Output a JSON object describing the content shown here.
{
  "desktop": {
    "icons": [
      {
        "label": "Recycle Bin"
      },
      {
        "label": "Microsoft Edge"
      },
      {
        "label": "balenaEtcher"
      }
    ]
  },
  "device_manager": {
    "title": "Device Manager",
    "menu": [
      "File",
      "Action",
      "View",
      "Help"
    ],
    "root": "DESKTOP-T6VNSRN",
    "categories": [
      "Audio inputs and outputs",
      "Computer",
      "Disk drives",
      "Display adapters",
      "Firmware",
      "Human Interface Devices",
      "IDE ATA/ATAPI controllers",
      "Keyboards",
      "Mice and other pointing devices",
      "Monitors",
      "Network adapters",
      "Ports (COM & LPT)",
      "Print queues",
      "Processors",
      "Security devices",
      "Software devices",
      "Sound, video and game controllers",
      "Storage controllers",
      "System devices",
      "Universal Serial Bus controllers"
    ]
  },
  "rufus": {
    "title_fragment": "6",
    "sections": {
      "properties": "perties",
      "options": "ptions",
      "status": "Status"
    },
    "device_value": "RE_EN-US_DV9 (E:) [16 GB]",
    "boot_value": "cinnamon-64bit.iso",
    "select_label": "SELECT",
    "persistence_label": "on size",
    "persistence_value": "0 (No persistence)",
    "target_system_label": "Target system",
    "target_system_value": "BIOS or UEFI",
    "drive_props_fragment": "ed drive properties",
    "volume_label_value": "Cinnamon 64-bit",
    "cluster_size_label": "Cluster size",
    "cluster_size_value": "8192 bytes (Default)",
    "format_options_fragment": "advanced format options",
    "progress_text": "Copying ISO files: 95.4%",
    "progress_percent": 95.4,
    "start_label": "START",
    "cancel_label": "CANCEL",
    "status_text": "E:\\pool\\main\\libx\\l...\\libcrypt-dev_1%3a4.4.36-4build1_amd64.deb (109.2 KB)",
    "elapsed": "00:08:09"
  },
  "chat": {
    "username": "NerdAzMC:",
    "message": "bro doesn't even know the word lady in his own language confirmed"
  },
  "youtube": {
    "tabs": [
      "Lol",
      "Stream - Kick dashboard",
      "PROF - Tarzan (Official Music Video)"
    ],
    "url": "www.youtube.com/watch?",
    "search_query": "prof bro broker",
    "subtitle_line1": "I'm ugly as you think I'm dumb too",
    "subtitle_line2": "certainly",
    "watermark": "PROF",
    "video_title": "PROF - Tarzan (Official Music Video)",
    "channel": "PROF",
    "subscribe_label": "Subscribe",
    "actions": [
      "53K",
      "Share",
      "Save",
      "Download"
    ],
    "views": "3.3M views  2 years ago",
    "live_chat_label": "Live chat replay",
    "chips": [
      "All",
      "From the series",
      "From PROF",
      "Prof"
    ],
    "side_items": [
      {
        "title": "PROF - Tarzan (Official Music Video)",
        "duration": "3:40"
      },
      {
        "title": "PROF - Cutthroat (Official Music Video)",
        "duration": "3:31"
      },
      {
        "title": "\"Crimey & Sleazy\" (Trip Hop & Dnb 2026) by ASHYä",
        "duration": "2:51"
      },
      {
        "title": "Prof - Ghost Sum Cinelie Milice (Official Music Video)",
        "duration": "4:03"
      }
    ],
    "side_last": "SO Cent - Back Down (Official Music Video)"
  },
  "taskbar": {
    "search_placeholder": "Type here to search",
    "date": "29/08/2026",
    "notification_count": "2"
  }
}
--------------------
* [What to work on]: Print the records once more, exactly as they were given.

* [Exercise solution]:
Output a JSON object describing the content shown here.
{
  "desktop": {
    "icons": [
      {
        "label": "Recycle Bin"
      },
      {
        "label": "Microsoft Edge"
      },
      {
        "label": "balenaEtcher"
      }
    ]
  },
  "device_manager": {
    "title": "Device Manager",
    "menu": [
      "File",
      "Action",
      "View",
      "Help"
    ],
    "root": "DESKTOP-T6VNSRN",
    "categories": [
      "Audio inputs and outputs",
      "Computer",
      "Disk drives",
      "Display adapters",
      "Firmware",
      "Human Interface Devices",
      "IDE ATA/ATAPI controllers",
      "Keyboards",
      "Mice and other pointing devices",
      "Monitors",
      "Network adapters",
      "Ports (COM & LPT)",
      "Print queues",
      "Processors",
      "Security devices",
      "Software devices",
      "Sound, video and game controllers",
      "Storage controllers",
      "System devices",
      "Universal Serial Bus controllers"
    ]
  },
  "rufus": {
    "title_fragment": "6",
    "sections": {
      "properties": "perties",
      "options": "ptions",
      "status": "Status"
    },
    "device_value": "RE_EN-US_DV9 (E:) [16 GB]",
    "boot_value": "cinnamon-64bit.iso",
    "select_label": "SELECT",
    "persistence_label": "on size",
    "persistence_value": "0 (No persistence)",
    "target_system_label": "Target system",
    "target_system_value": "BIOS or UEFI",
    "drive_props_fragment": "ed drive properties",
    "volume_label_value": "Cinnamon 64-bit",
    "cluster_size_label": "Cluster size",
    "cluster_size_value": "8192 bytes (Default)",
    "format_options_fragment": "advanced format options",
    "progress_text": "Copying ISO files: 95.4%",
    "progress_percent": 95.4,
    "start_label": "START",
    "cancel_label": "CANCEL",
    "status_text": "E:\\pool\\main\\libx\\l...\\libcrypt-dev_1%3a4.4.36-4build1_amd64.deb (109.2 KB)",
    "elapsed": "00:08:09"
  },
  "chat": {
    "username": "NerdAzMC:",
    "message": "bro doesn't even know the word lady in his own language confirmed"
  },
  "youtube": {
    "tabs": [
      "Lol",
      "Stream - Kick dashboard",
      "PROF - Tarzan (Official Music Video)"
    ],
    "url": "www.youtube.com/watch?",
    "search_query": "prof bro broker",
    "subtitle_line1": "I'm ugly as you think I'm dumb too",
    "subtitle_line2": "certainly",
    "watermark": "PROF",
    "video_title": "PROF - Tarzan (Official Music Video)",
    "channel": "PROF",
    "subscribe_label": "Subscribe",
    "actions": [
      "53K",
      "Share",
      "Save",
      "Download"
    ],
    "views": "3.3M views  2 years ago",
    "live_chat_label": "Live chat replay",
    "chips": [
      "All",
      "From the series",
      "From PROF",
      "Prof"
    ],
    "side_items": [
      {
        "title": "PROF - Tarzan (Official Music Video)",
        "duration": "3:40"
      },
      {
        "title": "PROF - Cutthroat (Official Music Video)",
        "duration": "3:31"
      },
      {
        "title": "\"Crimey & Sleazy\" (Trip Hop & Dnb 2026) by ASHYä",
        "duration": "2:51"
      },
      {
        "title": "Prof - Ghost Sum Cinelie Milice (Official Music Video)",
        "duration": "4:03"
      }
    ],
    "side_last": "SO Cent - Back Down (Official Music Video)"
  },
  "taskbar": {
    "search_placeholder": "Type here to search",
    "date": "29/08/2026",
    "notification_count": "2"
  }
}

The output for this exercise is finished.